Problem:
Check each line of the listing, and copy it if it contains the word "best".

┌─ Task input

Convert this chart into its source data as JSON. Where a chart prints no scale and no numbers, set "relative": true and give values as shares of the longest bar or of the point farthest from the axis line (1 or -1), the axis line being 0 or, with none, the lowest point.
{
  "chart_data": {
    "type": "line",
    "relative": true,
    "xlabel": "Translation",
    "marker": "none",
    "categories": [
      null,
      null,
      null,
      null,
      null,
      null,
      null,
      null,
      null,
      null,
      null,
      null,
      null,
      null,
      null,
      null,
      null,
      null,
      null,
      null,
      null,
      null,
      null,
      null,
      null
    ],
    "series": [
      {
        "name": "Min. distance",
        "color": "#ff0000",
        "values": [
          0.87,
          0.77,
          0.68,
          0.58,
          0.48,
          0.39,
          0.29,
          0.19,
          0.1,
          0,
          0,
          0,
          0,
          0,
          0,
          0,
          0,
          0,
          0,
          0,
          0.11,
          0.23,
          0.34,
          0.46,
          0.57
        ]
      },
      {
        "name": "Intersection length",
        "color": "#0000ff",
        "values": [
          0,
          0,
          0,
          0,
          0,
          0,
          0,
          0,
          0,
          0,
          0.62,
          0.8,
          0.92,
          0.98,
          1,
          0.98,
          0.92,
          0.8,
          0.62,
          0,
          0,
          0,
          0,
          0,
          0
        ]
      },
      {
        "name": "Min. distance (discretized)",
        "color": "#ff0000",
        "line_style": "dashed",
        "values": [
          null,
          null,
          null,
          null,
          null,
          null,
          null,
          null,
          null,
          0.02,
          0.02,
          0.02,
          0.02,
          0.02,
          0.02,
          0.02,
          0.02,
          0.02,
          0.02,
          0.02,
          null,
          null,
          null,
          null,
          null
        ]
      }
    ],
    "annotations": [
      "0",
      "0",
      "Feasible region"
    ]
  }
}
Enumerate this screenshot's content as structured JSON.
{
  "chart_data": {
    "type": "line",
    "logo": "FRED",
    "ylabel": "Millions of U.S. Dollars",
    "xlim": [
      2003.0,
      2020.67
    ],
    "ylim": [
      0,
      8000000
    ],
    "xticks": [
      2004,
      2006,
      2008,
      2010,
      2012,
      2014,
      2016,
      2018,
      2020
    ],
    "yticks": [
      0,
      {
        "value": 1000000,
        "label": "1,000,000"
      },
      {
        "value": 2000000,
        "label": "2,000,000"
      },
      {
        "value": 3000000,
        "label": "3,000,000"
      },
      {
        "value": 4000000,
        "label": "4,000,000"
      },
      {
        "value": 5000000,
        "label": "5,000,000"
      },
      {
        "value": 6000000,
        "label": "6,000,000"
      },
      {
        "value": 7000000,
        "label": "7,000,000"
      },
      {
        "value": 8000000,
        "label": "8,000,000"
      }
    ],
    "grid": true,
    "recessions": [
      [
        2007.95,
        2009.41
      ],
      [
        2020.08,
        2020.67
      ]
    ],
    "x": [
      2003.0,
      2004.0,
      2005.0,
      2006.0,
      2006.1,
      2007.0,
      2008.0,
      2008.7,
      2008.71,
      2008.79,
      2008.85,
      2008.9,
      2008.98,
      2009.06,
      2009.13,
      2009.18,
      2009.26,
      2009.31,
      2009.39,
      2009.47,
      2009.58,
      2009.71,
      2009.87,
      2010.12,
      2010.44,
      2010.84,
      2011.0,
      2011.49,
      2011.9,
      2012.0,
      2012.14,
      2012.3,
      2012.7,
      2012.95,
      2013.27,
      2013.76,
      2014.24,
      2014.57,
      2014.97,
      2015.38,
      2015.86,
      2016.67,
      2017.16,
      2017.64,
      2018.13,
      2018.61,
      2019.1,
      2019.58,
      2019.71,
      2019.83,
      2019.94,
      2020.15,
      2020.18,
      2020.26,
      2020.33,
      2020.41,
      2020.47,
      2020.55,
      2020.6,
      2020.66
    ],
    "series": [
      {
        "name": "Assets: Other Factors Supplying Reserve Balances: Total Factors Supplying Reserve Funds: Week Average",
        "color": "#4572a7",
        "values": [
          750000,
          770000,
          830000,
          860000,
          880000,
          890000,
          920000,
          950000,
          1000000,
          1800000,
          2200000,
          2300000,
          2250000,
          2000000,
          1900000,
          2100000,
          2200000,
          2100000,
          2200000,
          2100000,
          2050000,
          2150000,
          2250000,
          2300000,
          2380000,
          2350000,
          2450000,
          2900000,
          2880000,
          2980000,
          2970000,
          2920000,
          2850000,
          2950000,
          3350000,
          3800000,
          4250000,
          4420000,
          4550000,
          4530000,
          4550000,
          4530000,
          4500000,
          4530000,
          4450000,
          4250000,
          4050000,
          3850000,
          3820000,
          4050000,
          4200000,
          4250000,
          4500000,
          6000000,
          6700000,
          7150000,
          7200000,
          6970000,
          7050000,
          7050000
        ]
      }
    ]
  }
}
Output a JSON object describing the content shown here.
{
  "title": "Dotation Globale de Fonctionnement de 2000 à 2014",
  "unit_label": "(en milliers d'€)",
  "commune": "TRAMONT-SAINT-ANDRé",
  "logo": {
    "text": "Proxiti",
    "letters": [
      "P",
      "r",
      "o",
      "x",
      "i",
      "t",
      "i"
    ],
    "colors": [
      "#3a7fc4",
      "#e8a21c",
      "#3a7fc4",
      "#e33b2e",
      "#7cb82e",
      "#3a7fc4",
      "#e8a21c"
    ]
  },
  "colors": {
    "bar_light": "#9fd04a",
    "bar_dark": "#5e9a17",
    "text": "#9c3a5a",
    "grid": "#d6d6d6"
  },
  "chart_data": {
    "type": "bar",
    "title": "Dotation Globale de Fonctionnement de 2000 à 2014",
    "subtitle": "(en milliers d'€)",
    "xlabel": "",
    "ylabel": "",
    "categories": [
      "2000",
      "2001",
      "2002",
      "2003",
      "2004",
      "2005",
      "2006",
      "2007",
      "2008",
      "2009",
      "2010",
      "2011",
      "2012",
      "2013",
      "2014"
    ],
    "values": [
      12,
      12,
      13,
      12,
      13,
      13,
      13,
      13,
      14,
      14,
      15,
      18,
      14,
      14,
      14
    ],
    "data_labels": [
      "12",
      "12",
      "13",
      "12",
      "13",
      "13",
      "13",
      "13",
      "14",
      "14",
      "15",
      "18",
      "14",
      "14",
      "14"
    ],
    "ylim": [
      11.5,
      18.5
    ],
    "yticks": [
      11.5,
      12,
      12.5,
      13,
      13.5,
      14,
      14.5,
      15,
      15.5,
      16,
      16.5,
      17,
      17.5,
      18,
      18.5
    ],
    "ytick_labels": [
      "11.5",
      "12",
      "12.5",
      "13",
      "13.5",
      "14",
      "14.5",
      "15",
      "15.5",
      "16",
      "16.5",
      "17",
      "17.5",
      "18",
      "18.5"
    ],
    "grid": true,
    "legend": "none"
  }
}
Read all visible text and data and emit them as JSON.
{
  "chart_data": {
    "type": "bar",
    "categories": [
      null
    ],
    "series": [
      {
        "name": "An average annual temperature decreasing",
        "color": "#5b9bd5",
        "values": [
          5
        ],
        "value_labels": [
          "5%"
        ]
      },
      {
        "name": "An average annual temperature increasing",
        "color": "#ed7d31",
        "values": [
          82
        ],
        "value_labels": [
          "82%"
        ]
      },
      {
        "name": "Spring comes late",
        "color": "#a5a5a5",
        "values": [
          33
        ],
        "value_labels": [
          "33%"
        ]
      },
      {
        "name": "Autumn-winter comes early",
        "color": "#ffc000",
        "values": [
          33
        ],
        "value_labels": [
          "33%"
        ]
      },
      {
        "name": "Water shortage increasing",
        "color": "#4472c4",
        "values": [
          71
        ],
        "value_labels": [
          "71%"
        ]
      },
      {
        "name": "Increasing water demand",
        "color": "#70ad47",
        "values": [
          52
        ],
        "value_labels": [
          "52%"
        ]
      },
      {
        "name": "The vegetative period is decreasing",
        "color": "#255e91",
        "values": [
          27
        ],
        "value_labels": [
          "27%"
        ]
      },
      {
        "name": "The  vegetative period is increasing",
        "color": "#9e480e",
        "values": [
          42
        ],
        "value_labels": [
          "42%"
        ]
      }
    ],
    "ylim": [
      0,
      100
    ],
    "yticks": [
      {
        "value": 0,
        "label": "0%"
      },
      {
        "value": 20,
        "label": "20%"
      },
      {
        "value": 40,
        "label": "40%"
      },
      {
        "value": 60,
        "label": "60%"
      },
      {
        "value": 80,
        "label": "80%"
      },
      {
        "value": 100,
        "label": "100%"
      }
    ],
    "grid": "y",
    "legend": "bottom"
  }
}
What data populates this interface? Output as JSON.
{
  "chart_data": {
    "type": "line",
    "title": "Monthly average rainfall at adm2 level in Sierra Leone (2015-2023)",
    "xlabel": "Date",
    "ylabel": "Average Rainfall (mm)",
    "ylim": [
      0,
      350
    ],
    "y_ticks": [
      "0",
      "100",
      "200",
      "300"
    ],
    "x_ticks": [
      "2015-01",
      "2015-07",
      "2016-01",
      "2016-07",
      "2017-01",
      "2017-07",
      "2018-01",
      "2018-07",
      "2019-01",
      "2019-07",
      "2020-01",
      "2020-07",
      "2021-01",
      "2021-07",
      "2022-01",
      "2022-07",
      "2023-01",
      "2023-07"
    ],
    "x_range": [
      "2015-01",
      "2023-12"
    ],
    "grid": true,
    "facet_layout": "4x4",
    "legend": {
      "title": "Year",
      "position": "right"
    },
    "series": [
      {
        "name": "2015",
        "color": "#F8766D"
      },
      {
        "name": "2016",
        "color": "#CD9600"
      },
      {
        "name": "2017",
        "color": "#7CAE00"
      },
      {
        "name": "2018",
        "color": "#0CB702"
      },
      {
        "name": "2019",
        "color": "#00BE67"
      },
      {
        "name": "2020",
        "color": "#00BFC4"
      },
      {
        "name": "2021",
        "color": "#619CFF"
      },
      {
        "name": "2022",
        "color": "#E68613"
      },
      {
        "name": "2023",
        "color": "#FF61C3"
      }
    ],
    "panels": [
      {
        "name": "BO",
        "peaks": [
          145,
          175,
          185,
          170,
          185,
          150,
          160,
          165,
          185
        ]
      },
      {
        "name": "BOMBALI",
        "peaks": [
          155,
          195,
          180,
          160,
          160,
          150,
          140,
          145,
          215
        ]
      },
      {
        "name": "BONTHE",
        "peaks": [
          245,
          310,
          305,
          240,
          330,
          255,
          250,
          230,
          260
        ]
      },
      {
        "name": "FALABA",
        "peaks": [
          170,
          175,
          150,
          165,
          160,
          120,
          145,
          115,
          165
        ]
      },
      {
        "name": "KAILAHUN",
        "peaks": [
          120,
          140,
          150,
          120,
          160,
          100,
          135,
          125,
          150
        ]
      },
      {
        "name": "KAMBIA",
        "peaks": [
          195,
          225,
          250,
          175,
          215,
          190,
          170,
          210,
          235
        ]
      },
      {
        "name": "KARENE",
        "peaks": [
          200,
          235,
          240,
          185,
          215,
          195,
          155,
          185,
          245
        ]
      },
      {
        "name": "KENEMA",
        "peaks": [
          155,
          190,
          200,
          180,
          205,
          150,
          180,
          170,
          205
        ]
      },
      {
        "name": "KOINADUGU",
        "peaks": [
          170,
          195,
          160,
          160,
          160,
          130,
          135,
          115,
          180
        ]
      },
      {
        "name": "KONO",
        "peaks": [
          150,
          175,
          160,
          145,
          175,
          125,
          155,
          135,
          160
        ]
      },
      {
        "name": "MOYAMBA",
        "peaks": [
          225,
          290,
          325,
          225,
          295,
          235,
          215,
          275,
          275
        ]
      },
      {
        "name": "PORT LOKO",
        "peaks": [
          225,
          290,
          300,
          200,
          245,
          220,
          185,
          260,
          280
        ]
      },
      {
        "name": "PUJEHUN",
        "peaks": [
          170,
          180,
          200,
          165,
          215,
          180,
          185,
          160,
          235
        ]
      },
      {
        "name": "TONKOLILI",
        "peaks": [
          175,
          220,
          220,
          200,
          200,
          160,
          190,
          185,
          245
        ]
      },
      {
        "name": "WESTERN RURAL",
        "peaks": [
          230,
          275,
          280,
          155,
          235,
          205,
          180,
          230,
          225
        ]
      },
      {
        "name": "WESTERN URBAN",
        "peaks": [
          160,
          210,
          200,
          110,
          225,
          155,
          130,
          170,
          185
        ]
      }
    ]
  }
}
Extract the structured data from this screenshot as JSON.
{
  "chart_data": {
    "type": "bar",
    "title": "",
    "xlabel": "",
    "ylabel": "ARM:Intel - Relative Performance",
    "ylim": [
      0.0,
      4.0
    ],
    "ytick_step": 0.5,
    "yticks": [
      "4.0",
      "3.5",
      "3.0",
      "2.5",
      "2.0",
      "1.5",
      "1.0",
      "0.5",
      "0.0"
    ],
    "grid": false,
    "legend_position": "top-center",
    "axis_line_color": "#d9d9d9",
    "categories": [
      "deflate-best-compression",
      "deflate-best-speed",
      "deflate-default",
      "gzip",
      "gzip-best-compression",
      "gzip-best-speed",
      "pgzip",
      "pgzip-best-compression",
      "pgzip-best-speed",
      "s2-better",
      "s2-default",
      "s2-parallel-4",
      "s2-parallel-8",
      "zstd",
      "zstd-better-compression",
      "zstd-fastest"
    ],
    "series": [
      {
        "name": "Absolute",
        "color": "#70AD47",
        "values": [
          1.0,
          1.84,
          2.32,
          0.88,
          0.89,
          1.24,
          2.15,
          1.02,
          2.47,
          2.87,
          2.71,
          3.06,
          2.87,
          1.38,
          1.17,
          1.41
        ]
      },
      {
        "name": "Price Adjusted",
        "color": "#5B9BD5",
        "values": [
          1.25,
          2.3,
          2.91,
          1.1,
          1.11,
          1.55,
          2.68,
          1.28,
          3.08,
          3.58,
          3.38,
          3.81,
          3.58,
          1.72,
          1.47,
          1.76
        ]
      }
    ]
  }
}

└─

Result:
      "deflate-best-compression",
      "deflate-best-speed",
      "gzip-best-compression",
      "gzip-best-speed",
      "pgzip-best-compression",
      "pgzip-best-speed",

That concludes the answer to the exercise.